>>>>

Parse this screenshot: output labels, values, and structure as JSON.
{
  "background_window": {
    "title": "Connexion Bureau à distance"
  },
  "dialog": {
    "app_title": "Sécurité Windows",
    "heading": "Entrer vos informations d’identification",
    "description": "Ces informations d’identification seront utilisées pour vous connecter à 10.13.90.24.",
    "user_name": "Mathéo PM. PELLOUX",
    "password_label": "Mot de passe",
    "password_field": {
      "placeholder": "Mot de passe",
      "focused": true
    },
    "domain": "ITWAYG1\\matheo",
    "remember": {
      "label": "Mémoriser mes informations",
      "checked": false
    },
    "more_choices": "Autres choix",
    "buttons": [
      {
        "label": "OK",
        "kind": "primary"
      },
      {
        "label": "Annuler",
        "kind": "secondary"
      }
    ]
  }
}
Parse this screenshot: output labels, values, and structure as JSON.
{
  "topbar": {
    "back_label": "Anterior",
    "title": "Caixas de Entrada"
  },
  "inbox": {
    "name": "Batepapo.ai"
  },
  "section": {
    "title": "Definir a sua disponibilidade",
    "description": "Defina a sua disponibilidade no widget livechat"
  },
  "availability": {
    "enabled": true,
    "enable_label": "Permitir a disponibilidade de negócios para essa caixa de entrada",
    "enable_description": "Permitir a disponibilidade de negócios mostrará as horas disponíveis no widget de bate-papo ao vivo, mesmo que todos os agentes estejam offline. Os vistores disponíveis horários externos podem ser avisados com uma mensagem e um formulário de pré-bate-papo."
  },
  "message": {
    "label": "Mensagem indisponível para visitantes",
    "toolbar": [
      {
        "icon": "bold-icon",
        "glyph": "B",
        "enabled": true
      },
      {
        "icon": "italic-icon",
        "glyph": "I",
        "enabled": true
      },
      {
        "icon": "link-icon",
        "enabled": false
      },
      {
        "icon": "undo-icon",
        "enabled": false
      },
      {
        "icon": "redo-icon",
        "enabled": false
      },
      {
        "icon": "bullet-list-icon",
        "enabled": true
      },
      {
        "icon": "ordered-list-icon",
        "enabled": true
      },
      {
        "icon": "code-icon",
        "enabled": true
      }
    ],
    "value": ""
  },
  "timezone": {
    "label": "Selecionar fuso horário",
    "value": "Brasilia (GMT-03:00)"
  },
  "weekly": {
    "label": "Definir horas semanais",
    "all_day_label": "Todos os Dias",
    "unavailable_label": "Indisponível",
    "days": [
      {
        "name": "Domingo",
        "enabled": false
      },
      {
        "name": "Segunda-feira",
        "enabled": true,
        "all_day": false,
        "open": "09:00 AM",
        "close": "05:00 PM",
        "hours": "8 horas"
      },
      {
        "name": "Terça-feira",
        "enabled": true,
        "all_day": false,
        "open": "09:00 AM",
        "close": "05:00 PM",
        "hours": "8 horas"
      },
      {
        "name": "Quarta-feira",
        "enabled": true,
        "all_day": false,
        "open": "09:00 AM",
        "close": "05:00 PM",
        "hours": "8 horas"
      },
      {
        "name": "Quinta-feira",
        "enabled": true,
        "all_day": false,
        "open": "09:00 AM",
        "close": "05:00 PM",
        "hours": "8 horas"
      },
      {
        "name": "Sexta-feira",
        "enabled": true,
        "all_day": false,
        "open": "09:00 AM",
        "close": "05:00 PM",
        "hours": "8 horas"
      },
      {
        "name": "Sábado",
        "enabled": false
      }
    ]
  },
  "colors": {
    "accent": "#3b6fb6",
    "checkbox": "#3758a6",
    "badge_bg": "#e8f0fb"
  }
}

<<<<

# [Exercise description]
Reproduce the listing above verbatim, from first line to last.

# [Response to this task]
Parse this screenshot: output labels, values, and structure as JSON.
{
  "background_window": {
    "title": "Connexion Bureau à distance"
  },
  "dialog": {
    "app_title": "Sécurité Windows",
    "heading": "Entrer vos informations d’identification",
    "description": "Ces informations d’identification seront utilisées pour vous connecter à 10.13.90.24.",
    "user_name": "Mathéo PM. PELLOUX",
    "password_label": "Mot de passe",
    "password_field": {
      "placeholder": "Mot de passe",
      "focused": true
    },
    "domain": "ITWAYG1\\matheo",
    "remember": {
      "label": "Mémoriser mes informations",
      "checked": false
    },
    "more_choices": "Autres choix",
    "buttons": [
      {
        "label": "OK",
        "kind": "primary"
      },
      {
        "label": "Annuler",
        "kind": "secondary"
      }
    ]
  }
}
Parse this screenshot: output labels, values, and structure as JSON.
{
  "topbar": {
    "back_label": "Anterior",
    "title": "Caixas de Entrada"
  },
  "inbox": {
    "name": "Batepapo.ai"
  },
  "section": {
    "title": "Definir a sua disponibilidade",
    "description": "Defina a sua disponibilidade no widget livechat"
  },
  "availability": {
    "enabled": true,
    "enable_label": "Permitir a disponibilidade de negócios para essa caixa de entrada",
    "enable_description": "Permitir a disponibilidade de negócios mostrará as horas disponíveis no widget de bate-papo ao vivo, mesmo que todos os agentes estejam offline. Os vistores disponíveis horários externos podem ser avisados com uma mensagem e um formulário de pré-bate-papo."
  },
  "message": {
    "label": "Mensagem indisponível para visitantes",
    "toolbar": [
      {
        "icon": "bold-icon",
        "glyph": "B",
        "enabled": true
      },
      {
        "icon": "italic-icon",
        "glyph": "I",
        "enabled": true
      },
      {
        "icon": "link-icon",
        "enabled": false
      },
      {
        "icon": "undo-icon",
        "enabled": false
      },
      {
        "icon": "redo-icon",
        "enabled": false
      },
      {
        "icon": "bullet-list-icon",
        "enabled": true
      },
      {
        "icon": "ordered-list-icon",
        "enabled": true
      },
      {
        "icon": "code-icon",
        "enabled": true
      }
    ],
    "value": ""
  },
  "timezone": {
    "label": "Selecionar fuso horário",
    "value": "Brasilia (GMT-03:00)"
  },
  "weekly": {
    "label": "Definir horas semanais",
    "all_day_label": "Todos os Dias",
    "unavailable_label": "Indisponível",
    "days": [
      {
        "name": "Domingo",
        "enabled": false
      },
      {
        "name": "Segunda-feira",
        "enabled": true,
        "all_day": false,
        "open": "09:00 AM",
        "close": "05:00 PM",
        "hours": "8 horas"
      },
      {
        "name": "Terça-feira",
        "enabled": true,
        "all_day": false,
        "open": "09:00 AM",
        "close": "05:00 PM",
        "hours": "8 horas"
      },
      {
        "name": "Quarta-feira",
        "enabled": true,
        "all_day": false,
        "open": "09:00 AM",
        "close": "05:00 PM",
        "hours": "8 horas"
      },
      {
        "name": "Quinta-feira",
        "enabled": true,
        "all_day": false,
        "open": "09:00 AM",
        "close": "05:00 PM",
        "hours": "8 horas"
      },
      {
        "name": "Sexta-feira",
        "enabled": true,
        "all_day": false,
        "open": "09:00 AM",
        "close": "05:00 PM",
        "hours": "8 horas"
      },
      {
        "name": "Sábado",
        "enabled": false
      }
    ]
  },
  "colors": {
    "accent": "#3b6fb6",
    "checkbox": "#3758a6",
    "badge_bg": "#e8f0fb"
  }
}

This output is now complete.